Which lines of the records contain "hakea"? Collect every one of them.

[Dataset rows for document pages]
=== Section Start ===
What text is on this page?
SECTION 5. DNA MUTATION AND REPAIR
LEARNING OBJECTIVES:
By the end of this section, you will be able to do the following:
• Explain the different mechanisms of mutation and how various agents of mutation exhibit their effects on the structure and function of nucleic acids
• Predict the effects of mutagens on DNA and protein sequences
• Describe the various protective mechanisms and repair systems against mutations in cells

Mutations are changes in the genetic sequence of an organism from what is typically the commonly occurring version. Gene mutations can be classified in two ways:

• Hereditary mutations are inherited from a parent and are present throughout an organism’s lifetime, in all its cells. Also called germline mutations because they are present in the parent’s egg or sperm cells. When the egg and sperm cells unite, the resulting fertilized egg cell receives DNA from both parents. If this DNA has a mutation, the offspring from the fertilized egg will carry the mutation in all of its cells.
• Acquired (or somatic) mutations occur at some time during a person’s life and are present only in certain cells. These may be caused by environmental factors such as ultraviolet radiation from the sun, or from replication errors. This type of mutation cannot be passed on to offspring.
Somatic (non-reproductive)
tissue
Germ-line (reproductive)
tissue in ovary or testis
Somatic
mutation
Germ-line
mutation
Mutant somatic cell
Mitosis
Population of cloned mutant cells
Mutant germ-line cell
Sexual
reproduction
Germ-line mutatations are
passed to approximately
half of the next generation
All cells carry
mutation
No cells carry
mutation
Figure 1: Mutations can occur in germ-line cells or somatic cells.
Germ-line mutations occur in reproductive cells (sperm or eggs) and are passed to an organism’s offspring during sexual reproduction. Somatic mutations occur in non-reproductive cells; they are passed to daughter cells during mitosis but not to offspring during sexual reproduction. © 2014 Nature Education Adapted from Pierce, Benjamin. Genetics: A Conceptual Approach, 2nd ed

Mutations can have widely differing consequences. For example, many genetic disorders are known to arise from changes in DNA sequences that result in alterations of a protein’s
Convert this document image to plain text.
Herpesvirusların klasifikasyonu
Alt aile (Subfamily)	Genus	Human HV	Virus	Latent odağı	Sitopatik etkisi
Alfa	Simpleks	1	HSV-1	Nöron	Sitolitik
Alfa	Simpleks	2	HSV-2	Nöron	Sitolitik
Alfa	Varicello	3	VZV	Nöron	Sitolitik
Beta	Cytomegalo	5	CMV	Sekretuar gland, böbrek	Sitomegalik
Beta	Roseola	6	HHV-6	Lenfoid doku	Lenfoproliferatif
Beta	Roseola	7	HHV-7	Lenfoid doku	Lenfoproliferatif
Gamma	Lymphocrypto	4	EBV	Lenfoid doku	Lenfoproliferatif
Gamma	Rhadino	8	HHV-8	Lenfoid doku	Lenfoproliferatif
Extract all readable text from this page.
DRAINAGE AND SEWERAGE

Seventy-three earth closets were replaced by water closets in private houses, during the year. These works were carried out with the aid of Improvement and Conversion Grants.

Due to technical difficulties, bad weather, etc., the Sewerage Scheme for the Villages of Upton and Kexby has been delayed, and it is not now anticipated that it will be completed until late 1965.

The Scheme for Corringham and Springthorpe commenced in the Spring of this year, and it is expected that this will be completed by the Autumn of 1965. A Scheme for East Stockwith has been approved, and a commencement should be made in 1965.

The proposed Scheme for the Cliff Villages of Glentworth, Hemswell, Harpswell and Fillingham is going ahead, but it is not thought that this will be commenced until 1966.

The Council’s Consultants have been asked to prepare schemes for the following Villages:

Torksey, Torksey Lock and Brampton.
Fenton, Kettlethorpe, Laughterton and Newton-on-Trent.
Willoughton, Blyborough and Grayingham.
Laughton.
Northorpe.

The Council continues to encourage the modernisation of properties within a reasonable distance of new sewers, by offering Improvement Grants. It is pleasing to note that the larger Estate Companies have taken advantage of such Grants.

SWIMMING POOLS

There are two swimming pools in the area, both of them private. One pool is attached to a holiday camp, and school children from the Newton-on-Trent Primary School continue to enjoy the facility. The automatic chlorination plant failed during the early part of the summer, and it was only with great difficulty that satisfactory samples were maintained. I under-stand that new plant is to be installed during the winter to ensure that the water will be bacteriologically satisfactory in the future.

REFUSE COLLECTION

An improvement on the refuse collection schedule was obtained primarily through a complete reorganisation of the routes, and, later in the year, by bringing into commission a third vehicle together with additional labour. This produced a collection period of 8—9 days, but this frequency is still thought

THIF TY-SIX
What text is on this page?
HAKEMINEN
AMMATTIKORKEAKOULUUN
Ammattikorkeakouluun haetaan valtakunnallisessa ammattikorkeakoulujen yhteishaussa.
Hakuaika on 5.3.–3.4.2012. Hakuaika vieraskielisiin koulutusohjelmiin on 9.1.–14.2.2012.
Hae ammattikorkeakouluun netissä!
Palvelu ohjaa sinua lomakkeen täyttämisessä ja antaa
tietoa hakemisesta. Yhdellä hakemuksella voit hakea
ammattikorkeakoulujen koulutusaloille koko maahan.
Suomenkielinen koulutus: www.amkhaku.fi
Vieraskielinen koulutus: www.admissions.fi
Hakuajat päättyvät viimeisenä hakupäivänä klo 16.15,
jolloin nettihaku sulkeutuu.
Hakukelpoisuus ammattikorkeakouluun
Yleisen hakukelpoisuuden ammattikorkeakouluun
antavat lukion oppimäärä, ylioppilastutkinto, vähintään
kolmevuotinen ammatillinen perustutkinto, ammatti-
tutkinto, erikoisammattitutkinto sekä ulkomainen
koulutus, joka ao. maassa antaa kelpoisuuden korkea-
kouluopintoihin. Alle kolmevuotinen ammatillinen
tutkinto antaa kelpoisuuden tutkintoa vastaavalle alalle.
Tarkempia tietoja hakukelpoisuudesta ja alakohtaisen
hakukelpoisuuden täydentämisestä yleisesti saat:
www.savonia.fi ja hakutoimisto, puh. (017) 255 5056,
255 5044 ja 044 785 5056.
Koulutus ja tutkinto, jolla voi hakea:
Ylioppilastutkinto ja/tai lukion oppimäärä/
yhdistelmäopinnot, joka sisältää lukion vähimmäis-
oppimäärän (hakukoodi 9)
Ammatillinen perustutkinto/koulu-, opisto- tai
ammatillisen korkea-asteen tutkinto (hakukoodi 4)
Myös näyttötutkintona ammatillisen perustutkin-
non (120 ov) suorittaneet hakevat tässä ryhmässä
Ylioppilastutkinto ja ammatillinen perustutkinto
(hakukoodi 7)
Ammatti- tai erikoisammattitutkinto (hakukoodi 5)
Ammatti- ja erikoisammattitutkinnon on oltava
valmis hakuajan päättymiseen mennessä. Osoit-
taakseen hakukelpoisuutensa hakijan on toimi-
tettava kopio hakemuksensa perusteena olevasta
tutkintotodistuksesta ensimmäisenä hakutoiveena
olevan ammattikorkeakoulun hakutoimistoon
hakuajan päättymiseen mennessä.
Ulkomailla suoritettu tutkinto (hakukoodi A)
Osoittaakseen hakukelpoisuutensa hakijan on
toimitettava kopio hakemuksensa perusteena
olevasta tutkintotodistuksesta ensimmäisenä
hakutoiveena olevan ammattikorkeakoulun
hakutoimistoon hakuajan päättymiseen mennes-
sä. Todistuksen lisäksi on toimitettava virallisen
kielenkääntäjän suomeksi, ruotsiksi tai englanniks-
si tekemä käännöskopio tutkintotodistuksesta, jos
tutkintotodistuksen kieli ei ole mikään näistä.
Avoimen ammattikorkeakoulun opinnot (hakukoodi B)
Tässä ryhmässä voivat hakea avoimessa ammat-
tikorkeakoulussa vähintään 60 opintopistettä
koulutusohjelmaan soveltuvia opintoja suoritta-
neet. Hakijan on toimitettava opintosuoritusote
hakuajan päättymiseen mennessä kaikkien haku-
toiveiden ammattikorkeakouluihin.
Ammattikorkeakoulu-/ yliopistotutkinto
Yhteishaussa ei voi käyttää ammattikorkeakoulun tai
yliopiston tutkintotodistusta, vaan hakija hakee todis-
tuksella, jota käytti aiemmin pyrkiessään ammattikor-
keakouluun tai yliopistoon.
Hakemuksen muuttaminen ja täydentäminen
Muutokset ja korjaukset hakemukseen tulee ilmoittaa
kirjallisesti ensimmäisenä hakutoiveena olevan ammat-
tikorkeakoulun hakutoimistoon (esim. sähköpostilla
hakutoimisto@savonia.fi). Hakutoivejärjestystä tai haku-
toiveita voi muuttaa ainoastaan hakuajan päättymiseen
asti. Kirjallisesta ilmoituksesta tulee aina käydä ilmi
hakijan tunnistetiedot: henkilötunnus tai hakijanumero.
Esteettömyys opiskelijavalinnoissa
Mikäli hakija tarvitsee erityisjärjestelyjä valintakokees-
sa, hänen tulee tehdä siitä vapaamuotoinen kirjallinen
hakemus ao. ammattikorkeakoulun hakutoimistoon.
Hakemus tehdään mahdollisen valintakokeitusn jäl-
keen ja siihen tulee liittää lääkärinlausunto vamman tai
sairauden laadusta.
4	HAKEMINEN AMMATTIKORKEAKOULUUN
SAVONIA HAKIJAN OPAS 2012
=== Section End ===
- Task result
tietoa hakemisesta. Yhdellä hakemuksella voit hakea
Koulutus ja tutkinto, jolla voi hakea:
Tässä ryhmässä voivat hakea avoimessa ammat-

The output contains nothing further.